WHAT TO PRODUCE:
Make an exact copy of the lines below.

** Begin TASK INPUT **

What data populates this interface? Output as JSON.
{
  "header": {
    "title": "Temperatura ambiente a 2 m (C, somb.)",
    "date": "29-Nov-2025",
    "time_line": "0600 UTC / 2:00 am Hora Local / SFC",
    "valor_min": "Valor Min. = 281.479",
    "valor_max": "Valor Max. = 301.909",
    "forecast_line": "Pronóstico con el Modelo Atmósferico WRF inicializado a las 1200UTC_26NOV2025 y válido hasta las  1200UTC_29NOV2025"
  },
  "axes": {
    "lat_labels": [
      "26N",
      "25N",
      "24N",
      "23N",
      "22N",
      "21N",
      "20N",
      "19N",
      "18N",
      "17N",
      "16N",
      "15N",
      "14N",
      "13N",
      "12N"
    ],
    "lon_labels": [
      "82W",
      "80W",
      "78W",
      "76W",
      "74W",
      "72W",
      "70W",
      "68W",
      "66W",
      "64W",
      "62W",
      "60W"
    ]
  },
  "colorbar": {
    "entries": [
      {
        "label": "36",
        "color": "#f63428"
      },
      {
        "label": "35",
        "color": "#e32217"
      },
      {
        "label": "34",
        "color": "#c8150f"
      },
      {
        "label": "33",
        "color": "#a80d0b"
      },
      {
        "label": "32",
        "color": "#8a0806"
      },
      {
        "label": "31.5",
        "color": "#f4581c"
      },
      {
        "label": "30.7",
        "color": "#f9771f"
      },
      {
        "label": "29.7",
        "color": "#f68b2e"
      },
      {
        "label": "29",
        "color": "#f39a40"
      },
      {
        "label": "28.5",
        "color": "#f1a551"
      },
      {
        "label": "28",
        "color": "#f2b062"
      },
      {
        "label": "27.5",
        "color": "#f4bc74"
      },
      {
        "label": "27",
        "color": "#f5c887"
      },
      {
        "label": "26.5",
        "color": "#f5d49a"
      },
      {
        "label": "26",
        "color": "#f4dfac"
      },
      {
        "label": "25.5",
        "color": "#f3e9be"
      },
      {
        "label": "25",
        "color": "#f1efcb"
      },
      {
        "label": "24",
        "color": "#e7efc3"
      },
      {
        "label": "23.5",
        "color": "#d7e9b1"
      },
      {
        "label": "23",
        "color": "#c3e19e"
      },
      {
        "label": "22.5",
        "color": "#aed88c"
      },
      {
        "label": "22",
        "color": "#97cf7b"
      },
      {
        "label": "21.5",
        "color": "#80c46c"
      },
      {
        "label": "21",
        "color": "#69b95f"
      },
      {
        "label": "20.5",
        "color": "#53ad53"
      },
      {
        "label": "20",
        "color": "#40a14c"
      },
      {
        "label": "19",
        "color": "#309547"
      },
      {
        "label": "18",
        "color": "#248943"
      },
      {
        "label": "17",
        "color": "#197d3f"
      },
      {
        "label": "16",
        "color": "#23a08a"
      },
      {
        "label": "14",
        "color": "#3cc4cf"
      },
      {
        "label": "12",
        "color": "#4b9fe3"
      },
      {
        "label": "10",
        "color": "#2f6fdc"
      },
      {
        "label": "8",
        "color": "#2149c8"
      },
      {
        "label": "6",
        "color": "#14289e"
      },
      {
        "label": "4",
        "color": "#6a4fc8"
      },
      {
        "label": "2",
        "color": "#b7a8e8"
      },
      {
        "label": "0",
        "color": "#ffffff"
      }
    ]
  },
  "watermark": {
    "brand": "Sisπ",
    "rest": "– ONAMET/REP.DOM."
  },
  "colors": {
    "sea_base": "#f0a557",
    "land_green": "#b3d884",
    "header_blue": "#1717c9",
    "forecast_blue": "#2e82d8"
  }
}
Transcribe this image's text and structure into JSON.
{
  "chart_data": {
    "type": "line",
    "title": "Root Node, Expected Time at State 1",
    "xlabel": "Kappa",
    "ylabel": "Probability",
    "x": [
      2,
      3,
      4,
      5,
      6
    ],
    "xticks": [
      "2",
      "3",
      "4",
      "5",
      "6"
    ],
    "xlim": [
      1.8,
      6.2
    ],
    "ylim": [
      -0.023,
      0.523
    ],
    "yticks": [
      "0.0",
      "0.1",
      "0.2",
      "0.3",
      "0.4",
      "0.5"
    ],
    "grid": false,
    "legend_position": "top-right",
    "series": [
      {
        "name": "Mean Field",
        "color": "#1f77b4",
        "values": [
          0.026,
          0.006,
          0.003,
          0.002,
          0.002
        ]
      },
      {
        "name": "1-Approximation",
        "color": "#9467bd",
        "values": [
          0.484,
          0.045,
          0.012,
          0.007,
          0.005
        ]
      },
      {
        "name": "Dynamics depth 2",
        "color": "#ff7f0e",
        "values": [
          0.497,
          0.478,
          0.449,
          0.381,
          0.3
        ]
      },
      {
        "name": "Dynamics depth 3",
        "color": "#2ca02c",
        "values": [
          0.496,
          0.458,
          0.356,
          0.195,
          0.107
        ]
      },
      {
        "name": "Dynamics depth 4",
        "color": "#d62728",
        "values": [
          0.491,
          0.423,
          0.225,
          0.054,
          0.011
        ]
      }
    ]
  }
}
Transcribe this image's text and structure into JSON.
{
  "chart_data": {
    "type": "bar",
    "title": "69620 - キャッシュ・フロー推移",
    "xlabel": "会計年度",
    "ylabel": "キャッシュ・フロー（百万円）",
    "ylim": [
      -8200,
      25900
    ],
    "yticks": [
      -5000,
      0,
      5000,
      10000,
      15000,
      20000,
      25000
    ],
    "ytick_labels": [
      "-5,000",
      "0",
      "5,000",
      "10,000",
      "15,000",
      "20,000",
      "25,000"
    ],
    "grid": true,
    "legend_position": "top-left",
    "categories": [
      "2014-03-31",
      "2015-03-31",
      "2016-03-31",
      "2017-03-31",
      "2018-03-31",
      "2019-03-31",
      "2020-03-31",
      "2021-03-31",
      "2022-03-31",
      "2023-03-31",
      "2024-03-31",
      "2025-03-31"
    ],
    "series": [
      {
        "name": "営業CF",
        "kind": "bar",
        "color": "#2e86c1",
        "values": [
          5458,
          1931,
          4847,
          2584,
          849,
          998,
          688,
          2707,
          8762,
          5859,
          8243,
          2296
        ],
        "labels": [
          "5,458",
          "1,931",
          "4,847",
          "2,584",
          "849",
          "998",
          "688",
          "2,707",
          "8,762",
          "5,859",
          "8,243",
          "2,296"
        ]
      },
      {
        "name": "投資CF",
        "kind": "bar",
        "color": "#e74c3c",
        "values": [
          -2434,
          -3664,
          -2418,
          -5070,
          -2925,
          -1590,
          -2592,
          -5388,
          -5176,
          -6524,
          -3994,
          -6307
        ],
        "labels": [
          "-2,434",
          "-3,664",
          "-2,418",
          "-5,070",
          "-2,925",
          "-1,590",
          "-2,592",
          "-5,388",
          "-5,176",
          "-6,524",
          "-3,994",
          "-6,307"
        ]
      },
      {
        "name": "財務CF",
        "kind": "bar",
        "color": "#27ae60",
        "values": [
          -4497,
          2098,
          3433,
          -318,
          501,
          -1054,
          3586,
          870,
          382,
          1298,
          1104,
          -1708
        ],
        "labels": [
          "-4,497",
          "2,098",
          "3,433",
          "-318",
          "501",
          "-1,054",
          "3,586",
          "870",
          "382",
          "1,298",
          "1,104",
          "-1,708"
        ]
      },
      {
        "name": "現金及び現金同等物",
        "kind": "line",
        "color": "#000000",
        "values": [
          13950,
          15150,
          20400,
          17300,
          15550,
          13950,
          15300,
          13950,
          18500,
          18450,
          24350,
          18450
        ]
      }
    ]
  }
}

** End TASK INPUT **

THE ANSWER:
What data populates this interface? Output as JSON.
{
  "header": {
    "title": "Temperatura ambiente a 2 m (C, somb.)",
    "date": "29-Nov-2025",
    "time_line": "0600 UTC / 2:00 am Hora Local / SFC",
    "valor_min": "Valor Min. = 281.479",
    "valor_max": "Valor Max. = 301.909",
    "forecast_line": "Pronóstico con el Modelo Atmósferico WRF inicializado a las 1200UTC_26NOV2025 y válido hasta las  1200UTC_29NOV2025"
  },
  "axes": {
    "lat_labels": [
      "26N",
      "25N",
      "24N",
      "23N",
      "22N",
      "21N",
      "20N",
      "19N",
      "18N",
      "17N",
      "16N",
      "15N",
      "14N",
      "13N",
      "12N"
    ],
    "lon_labels": [
      "82W",
      "80W",
      "78W",
      "76W",
      "74W",
      "72W",
      "70W",
      "68W",
      "66W",
      "64W",
      "62W",
      "60W"
    ]
  },
  "colorbar": {
    "entries": [
      {
        "label": "36",
        "color": "#f63428"
      },
      {
        "label": "35",
        "color": "#e32217"
      },
      {
        "label": "34",
        "color": "#c8150f"
      },
      {
        "label": "33",
        "color": "#a80d0b"
      },
      {
        "label": "32",
        "color": "#8a0806"
      },
      {
        "label": "31.5",
        "color": "#f4581c"
      },
      {
        "label": "30.7",
        "color": "#f9771f"
      },
      {
        "label": "29.7",
        "color": "#f68b2e"
      },
      {
        "label": "29",
        "color": "#f39a40"
      },
      {
        "label": "28.5",
        "color": "#f1a551"
      },
      {
        "label": "28",
        "color": "#f2b062"
      },
      {
        "label": "27.5",
        "color": "#f4bc74"
      },
      {
        "label": "27",
        "color": "#f5c887"
      },
      {
        "label": "26.5",
        "color": "#f5d49a"
      },
      {
        "label": "26",
        "color": "#f4dfac"
      },
      {
        "label": "25.5",
        "color": "#f3e9be"
      },
      {
        "label": "25",
        "color": "#f1efcb"
      },
      {
        "label": "24",
        "color": "#e7efc3"
      },
      {
        "label": "23.5",
        "color": "#d7e9b1"
      },
      {
        "label": "23",
        "color": "#c3e19e"
      },
      {
        "label": "22.5",
        "color": "#aed88c"
      },
      {
        "label": "22",
        "color": "#97cf7b"
      },
      {
        "label": "21.5",
        "color": "#80c46c"
      },
      {
        "label": "21",
        "color": "#69b95f"
      },
      {
        "label": "20.5",
        "color": "#53ad53"
      },
      {
        "label": "20",
        "color": "#40a14c"
      },
      {
        "label": "19",
        "color": "#309547"
      },
      {
        "label": "18",
        "color": "#248943"
      },
      {
        "label": "17",
        "color": "#197d3f"
      },
      {
        "label": "16",
        "color": "#23a08a"
      },
      {
        "label": "14",
        "color": "#3cc4cf"
      },
      {
        "label": "12",
        "color": "#4b9fe3"
      },
      {
        "label": "10",
        "color": "#2f6fdc"
      },
      {
        "label": "8",
        "color": "#2149c8"
      },
      {
        "label": "6",
        "color": "#14289e"
      },
      {
        "label": "4",
        "color": "#6a4fc8"
      },
      {
        "label": "2",
        "color": "#b7a8e8"
      },
      {
        "label": "0",
        "color": "#ffffff"
      }
    ]
  },
  "watermark": {
    "brand": "Sisπ",
    "rest": "– ONAMET/REP.DOM."
  },
  "colors": {
    "sea_base": "#f0a557",
    "land_green": "#b3d884",
    "header_blue": "#1717c9",
    "forecast_blue": "#2e82d8"
  }
}
Transcribe this image's text and structure into JSON.
{
  "chart_data": {
    "type": "line",
    "title": "Root Node, Expected Time at State 1",
    "xlabel": "Kappa",
    "ylabel": "Probability",
    "x": [
      2,
      3,
      4,
      5,
      6
    ],
    "xticks": [
      "2",
      "3",
      "4",
      "5",
      "6"
    ],
    "xlim": [
      1.8,
      6.2
    ],
    "ylim": [
      -0.023,
      0.523
    ],
    "yticks": [
      "0.0",
      "0.1",
      "0.2",
      "0.3",
      "0.4",
      "0.5"
    ],
    "grid": false,
    "legend_position": "top-right",
    "series": [
      {
        "name": "Mean Field",
        "color": "#1f77b4",
        "values": [
          0.026,
          0.006,
          0.003,
          0.002,
          0.002
        ]
      },
      {
        "name": "1-Approximation",
        "color": "#9467bd",
        "values": [
          0.484,
          0.045,
          0.012,
          0.007,
          0.005
        ]
      },
      {
        "name": "Dynamics depth 2",
        "color": "#ff7f0e",
        "values": [
          0.497,
          0.478,
          0.449,
          0.381,
          0.3
        ]
      },
      {
        "name": "Dynamics depth 3",
        "color": "#2ca02c",
        "values": [
          0.496,
          0.458,
          0.356,
          0.195,
          0.107
        ]
      },
      {
        "name": "Dynamics depth 4",
        "color": "#d62728",
        "values": [
          0.491,
          0.423,
          0.225,
          0.054,
          0.011
        ]
      }
    ]
  }
}
Transcribe this image's text and structure into JSON.
{
  "chart_data": {
    "type": "bar",
    "title": "69620 - キャッシュ・フロー推移",
    "xlabel": "会計年度",
    "ylabel": "キャッシュ・フロー（百万円）",
    "ylim": [
      -8200,
      25900
    ],
    "yticks": [
      -5000,
      0,
      5000,
      10000,
      15000,
      20000,
      25000
    ],
    "ytick_labels": [
      "-5,000",
      "0",
      "5,000",
      "10,000",
      "15,000",
      "20,000",
      "25,000"
    ],
    "grid": true,
    "legend_position": "top-left",
    "categories": [
      "2014-03-31",
      "2015-03-31",
      "2016-03-31",
      "2017-03-31",
      "2018-03-31",
      "2019-03-31",
      "2020-03-31",
      "2021-03-31",
      "2022-03-31",
      "2023-03-31",
      "2024-03-31",
      "2025-03-31"
    ],
    "series": [
      {
        "name": "営業CF",
        "kind": "bar",
        "color": "#2e86c1",
        "values": [
          5458,
          1931,
          4847,
          2584,
          849,
          998,
          688,
          2707,
          8762,
          5859,
          8243,
          2296
        ],
        "labels": [
          "5,458",
          "1,931",
          "4,847",
          "2,584",
          "849",
          "998",
          "688",
          "2,707",
          "8,762",
          "5,859",
          "8,243",
          "2,296"
        ]
      },
      {
        "name": "投資CF",
        "kind": "bar",
        "color": "#e74c3c",
        "values": [
          -2434,
          -3664,
          -2418,
          -5070,
          -2925,
          -1590,
          -2592,
          -5388,
          -5176,
          -6524,
          -3994,
          -6307
        ],
        "labels": [
          "-2,434",
          "-3,664",
          "-2,418",
          "-5,070",
          "-2,925",
          "-1,590",
          "-2,592",
          "-5,388",
          "-5,176",
          "-6,524",
          "-3,994",
          "-6,307"
        ]
      },
      {
        "name": "財務CF",
        "kind": "bar",
        "color": "#27ae60",
        "values": [
          -4497,
          2098,
          3433,
          -318,
          501,
          -1054,
          3586,
          870,
          382,
          1298,
          1104,
          -1708
        ],
        "labels": [
          "-4,497",
          "2,098",
          "3,433",
          "-318",
          "501",
          "-1,054",
          "3,586",
          "870",
          "382",
          "1,298",
          "1,104",
          "-1,708"
        ]
      },
      {
        "name": "現金及び現金同等物",
        "kind": "line",
        "color": "#000000",
        "values": [
          13950,
          15150,
          20400,
          17300,
          15550,
          13950,
          15300,
          13950,
          18500,
          18450,
          24350,
          18450
        ]
      }
    ]
  }
}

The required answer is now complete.